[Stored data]
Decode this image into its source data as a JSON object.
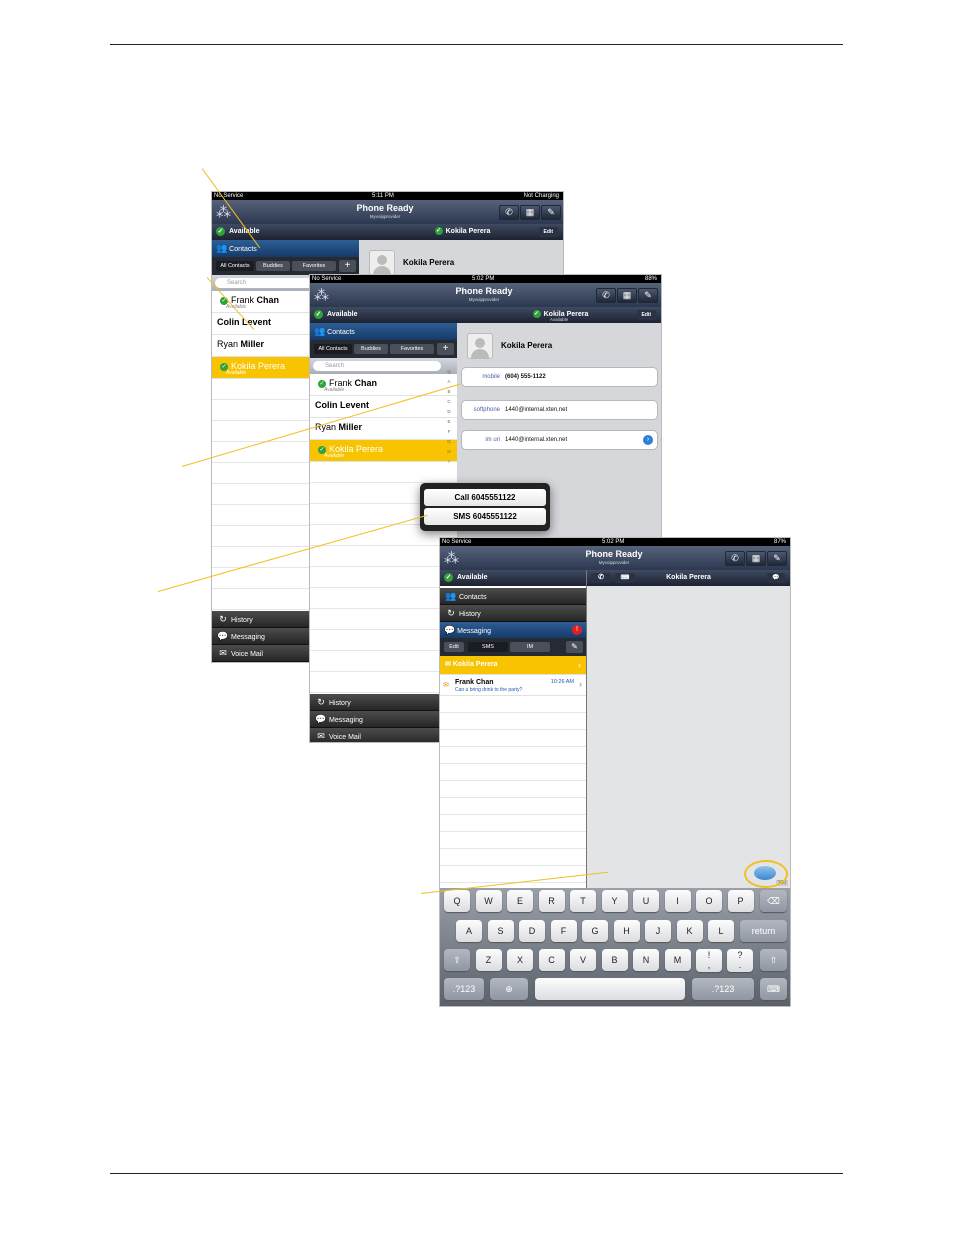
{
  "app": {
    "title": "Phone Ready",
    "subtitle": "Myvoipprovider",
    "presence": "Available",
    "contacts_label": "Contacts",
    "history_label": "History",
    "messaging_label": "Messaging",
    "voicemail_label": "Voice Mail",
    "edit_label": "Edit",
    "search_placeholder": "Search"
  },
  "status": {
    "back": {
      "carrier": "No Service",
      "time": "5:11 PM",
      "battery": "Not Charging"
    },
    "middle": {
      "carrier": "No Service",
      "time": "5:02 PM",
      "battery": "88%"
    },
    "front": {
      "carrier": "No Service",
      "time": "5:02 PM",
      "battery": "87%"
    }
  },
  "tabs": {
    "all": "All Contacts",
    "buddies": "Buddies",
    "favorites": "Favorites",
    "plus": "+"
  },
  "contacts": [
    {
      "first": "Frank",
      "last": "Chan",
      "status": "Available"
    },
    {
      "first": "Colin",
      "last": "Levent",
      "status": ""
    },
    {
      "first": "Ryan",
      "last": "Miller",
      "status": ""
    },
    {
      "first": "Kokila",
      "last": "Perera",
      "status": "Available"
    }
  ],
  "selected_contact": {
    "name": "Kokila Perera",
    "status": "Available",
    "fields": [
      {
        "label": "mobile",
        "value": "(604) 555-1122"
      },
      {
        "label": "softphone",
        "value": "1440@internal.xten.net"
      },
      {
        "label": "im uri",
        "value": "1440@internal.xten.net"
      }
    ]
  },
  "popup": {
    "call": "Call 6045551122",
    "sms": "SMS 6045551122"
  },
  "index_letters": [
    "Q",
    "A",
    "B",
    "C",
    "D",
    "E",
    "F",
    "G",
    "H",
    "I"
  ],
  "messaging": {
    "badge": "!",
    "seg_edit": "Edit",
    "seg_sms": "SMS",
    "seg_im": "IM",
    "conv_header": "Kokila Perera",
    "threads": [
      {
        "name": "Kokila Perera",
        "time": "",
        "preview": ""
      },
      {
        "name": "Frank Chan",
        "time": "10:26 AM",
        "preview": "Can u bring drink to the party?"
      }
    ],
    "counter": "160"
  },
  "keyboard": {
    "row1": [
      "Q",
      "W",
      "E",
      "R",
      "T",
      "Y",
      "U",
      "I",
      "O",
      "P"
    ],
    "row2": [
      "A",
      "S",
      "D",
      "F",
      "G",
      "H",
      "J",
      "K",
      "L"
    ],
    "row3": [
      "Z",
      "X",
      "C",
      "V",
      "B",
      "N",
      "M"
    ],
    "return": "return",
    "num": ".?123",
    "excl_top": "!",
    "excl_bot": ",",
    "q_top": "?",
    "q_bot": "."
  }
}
* * *
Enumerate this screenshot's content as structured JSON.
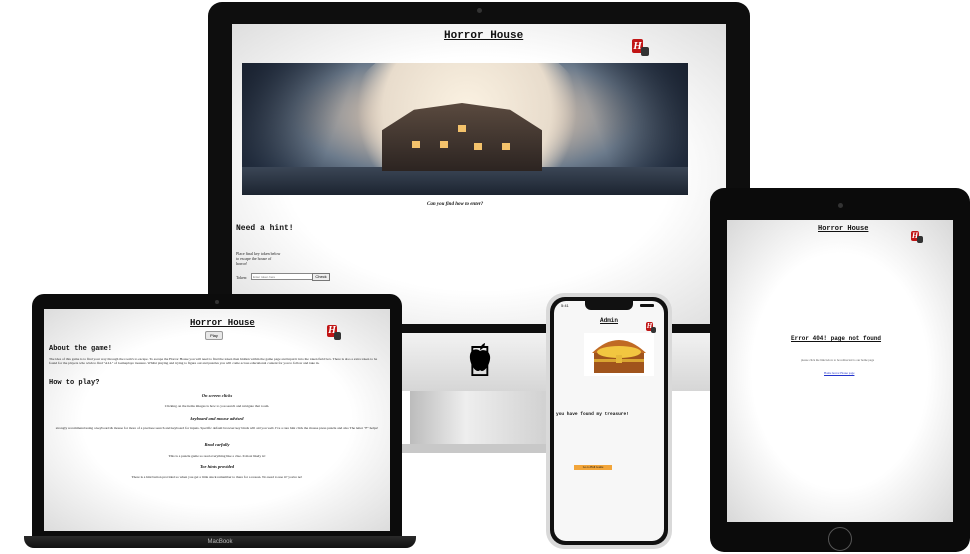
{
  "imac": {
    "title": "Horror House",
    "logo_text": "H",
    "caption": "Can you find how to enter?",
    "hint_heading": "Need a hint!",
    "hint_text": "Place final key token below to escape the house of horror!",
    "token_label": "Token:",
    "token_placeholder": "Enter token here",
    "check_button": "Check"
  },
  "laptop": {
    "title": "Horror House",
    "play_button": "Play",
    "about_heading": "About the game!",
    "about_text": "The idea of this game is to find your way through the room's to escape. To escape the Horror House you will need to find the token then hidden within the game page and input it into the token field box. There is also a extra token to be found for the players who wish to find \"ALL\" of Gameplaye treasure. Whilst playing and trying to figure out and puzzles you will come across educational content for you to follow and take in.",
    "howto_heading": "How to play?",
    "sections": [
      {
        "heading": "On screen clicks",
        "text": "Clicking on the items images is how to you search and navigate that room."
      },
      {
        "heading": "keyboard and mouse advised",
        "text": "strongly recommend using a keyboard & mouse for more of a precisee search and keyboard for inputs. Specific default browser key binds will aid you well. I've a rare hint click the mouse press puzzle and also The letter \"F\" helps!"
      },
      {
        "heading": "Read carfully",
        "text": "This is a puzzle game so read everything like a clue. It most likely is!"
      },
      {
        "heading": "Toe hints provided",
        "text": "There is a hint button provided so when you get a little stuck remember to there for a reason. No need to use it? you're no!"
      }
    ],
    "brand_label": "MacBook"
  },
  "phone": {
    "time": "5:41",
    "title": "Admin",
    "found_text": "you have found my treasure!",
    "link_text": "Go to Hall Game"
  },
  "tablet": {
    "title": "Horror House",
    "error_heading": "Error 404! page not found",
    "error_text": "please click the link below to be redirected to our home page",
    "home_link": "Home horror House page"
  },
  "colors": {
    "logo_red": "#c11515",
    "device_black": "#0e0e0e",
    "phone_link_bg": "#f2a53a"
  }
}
==
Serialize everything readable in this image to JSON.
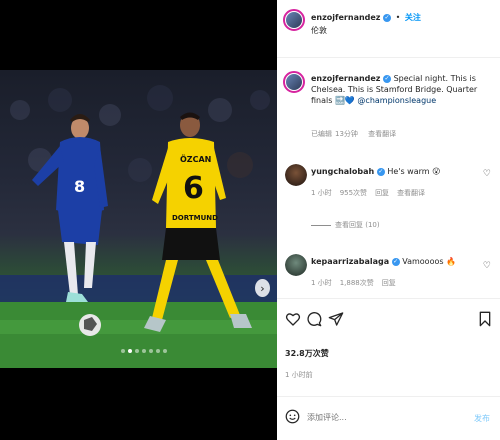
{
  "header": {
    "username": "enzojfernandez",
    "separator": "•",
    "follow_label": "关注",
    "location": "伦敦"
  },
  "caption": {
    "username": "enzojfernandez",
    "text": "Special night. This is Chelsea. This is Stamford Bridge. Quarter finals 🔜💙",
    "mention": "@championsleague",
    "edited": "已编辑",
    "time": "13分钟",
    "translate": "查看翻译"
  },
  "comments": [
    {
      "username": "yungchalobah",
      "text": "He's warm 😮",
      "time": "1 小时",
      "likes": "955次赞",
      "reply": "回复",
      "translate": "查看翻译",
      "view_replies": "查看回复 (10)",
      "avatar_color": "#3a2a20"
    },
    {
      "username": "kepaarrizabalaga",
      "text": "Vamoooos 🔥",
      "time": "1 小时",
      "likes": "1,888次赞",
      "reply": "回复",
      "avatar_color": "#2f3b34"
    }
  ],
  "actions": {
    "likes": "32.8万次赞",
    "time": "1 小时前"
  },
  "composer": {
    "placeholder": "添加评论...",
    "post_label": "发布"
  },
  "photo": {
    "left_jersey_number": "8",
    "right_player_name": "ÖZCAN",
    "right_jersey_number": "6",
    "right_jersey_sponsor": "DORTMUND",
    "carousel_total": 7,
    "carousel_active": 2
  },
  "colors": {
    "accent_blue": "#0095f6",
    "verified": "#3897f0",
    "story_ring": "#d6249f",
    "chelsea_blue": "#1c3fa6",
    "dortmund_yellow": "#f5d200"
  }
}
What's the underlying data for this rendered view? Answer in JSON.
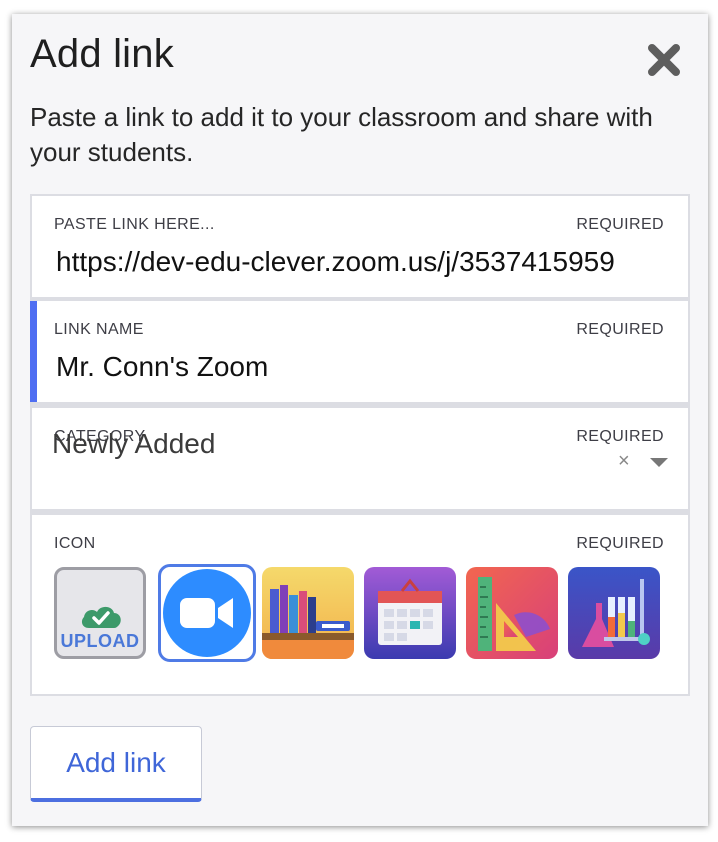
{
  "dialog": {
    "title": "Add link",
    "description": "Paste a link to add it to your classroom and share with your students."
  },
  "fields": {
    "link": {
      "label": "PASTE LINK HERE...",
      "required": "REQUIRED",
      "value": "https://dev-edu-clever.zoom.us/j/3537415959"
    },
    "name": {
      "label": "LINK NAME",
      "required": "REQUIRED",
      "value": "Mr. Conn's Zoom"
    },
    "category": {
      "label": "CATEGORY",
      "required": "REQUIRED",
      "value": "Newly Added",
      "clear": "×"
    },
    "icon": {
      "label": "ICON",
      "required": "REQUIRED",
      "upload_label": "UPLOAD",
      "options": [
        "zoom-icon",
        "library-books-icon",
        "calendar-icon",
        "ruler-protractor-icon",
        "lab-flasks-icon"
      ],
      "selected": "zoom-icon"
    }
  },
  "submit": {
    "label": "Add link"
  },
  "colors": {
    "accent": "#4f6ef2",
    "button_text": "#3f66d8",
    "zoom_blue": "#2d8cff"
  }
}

◆ WORK TO DO ◆
Note each line of the entries that has "battery" in it, and copy those lines.

◆ WRITTEN RESPONSE ◆
      "battery": "Not Charging"
      "battery": "88%"
      "battery": "87%"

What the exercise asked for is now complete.